Problem description
Copy the rows verbatim, from the start of the rows through the line containing "x-tick-label: Mrz bbox=[66, 358, 81, 368]", inclusive.

----

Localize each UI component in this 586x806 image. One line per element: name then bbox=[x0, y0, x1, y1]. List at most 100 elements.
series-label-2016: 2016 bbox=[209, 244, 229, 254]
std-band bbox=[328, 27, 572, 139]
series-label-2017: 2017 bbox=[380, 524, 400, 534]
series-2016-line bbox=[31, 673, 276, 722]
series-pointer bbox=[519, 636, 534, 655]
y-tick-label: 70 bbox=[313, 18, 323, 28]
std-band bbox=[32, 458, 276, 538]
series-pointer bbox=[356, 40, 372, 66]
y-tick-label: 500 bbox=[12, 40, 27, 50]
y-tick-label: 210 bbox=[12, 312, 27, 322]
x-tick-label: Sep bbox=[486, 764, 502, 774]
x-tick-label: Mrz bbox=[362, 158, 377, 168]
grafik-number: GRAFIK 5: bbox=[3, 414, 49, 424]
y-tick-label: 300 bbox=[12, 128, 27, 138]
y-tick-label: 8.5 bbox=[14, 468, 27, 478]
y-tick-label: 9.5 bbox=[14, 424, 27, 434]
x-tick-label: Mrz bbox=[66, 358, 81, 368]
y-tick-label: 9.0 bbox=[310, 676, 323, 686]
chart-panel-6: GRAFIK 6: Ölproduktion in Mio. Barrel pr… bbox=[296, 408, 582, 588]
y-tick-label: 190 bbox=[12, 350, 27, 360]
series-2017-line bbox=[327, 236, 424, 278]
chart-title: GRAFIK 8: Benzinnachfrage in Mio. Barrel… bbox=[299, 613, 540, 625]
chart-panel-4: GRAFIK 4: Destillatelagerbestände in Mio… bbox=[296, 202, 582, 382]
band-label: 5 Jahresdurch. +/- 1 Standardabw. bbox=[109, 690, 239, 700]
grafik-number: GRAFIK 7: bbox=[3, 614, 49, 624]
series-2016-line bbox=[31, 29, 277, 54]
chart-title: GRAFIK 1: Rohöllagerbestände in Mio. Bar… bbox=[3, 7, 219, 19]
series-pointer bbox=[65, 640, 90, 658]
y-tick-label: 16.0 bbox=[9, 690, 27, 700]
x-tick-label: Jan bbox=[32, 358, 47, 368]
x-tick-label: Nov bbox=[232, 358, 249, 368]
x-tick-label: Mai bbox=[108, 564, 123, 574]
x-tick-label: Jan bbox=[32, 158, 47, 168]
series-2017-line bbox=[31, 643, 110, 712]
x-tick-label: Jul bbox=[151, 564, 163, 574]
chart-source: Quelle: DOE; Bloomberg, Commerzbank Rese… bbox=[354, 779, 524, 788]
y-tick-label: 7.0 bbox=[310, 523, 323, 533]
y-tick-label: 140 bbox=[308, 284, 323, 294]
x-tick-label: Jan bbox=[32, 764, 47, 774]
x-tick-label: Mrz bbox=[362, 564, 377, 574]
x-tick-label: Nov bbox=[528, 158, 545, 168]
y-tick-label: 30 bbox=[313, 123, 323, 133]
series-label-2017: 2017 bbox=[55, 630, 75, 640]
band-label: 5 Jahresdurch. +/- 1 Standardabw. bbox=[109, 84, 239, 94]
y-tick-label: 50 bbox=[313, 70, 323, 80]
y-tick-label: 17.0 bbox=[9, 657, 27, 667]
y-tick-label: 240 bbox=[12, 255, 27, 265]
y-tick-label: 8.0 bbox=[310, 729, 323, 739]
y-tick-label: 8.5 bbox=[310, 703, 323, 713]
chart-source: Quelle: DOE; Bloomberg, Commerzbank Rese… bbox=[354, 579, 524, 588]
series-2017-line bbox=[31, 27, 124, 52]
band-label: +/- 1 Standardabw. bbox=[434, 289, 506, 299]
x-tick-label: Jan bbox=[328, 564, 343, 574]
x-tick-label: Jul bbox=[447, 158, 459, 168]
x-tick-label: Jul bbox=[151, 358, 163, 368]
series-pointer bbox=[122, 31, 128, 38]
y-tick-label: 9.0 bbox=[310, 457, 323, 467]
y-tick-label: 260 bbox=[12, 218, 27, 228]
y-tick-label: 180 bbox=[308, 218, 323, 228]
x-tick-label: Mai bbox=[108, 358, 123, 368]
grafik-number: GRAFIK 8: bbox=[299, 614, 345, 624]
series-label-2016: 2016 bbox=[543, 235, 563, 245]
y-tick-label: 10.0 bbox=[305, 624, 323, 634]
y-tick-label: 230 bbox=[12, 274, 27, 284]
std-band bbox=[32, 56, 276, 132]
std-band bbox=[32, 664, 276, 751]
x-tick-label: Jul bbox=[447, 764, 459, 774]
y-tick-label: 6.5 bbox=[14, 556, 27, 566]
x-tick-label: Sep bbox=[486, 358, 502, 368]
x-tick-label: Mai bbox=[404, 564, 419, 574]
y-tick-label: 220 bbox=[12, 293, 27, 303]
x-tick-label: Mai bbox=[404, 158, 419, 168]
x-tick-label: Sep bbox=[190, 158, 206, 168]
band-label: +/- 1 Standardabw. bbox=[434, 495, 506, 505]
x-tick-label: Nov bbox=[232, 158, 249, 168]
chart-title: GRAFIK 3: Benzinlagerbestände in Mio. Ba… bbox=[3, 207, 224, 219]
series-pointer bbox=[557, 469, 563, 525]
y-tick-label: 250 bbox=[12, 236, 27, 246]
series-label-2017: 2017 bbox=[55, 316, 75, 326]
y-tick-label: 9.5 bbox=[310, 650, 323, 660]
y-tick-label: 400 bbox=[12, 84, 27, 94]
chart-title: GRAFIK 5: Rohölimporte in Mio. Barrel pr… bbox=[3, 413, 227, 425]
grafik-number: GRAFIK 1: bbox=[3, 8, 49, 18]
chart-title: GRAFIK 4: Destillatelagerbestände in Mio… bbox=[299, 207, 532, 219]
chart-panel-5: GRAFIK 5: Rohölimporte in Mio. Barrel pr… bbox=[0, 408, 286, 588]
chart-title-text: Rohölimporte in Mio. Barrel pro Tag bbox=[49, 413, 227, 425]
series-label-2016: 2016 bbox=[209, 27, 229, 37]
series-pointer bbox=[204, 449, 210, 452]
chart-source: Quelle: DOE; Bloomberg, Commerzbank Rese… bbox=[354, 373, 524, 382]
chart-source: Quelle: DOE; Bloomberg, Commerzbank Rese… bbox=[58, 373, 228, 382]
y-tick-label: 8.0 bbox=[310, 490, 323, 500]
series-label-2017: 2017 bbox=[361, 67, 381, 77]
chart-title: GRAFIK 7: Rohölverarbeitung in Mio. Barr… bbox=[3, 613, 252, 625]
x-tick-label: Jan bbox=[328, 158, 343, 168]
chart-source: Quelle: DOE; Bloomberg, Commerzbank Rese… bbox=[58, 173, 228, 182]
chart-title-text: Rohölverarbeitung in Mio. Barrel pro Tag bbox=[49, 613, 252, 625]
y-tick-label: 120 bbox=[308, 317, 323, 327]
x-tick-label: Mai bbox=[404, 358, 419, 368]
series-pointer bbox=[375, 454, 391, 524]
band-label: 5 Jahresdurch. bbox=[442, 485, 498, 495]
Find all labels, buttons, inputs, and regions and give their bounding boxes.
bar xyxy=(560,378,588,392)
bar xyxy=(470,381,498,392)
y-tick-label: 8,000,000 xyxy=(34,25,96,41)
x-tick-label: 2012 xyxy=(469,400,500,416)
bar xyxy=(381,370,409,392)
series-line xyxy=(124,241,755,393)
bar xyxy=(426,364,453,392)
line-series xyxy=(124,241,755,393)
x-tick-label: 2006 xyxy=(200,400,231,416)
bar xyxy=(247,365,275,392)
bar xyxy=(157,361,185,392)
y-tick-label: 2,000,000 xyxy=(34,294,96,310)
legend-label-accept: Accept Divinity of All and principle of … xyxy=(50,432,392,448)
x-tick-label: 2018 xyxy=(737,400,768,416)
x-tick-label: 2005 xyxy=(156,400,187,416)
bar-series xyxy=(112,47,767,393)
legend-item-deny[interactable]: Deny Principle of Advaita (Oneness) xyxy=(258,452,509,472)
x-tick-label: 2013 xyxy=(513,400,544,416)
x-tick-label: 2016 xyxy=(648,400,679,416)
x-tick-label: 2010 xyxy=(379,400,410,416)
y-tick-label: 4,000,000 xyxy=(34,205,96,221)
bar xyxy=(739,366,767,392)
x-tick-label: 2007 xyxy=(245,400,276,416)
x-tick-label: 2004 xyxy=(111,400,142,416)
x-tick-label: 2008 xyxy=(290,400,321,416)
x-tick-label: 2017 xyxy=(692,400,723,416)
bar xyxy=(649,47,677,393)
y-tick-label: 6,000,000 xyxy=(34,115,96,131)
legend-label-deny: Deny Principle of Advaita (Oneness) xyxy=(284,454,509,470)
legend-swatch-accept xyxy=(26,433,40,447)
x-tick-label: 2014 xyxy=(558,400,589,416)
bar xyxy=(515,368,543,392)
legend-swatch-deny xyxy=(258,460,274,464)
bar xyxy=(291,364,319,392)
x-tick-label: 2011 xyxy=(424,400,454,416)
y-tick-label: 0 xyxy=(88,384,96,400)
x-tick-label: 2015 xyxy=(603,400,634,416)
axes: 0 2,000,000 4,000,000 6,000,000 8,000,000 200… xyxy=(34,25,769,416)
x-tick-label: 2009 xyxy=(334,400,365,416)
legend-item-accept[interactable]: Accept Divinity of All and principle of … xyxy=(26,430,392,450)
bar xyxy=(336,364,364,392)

----

Written reply
Localize each UI component in this 586x806 image. One line per element: name then bbox=[x0, y0, x1, y1]. List at most 100 elements.
series-label-2016: 2016 bbox=[209, 244, 229, 254]
std-band bbox=[328, 27, 572, 139]
series-label-2017: 2017 bbox=[380, 524, 400, 534]
series-2016-line bbox=[31, 673, 276, 722]
series-pointer bbox=[519, 636, 534, 655]
y-tick-label: 70 bbox=[313, 18, 323, 28]
std-band bbox=[32, 458, 276, 538]
series-pointer bbox=[356, 40, 372, 66]
y-tick-label: 500 bbox=[12, 40, 27, 50]
y-tick-label: 210 bbox=[12, 312, 27, 322]
x-tick-label: Sep bbox=[486, 764, 502, 774]
x-tick-label: Mrz bbox=[362, 158, 377, 168]
grafik-number: GRAFIK 5: bbox=[3, 414, 49, 424]
y-tick-label: 300 bbox=[12, 128, 27, 138]
y-tick-label: 8.5 bbox=[14, 468, 27, 478]
y-tick-label: 9.5 bbox=[14, 424, 27, 434]
x-tick-label: Mrz bbox=[66, 358, 81, 368]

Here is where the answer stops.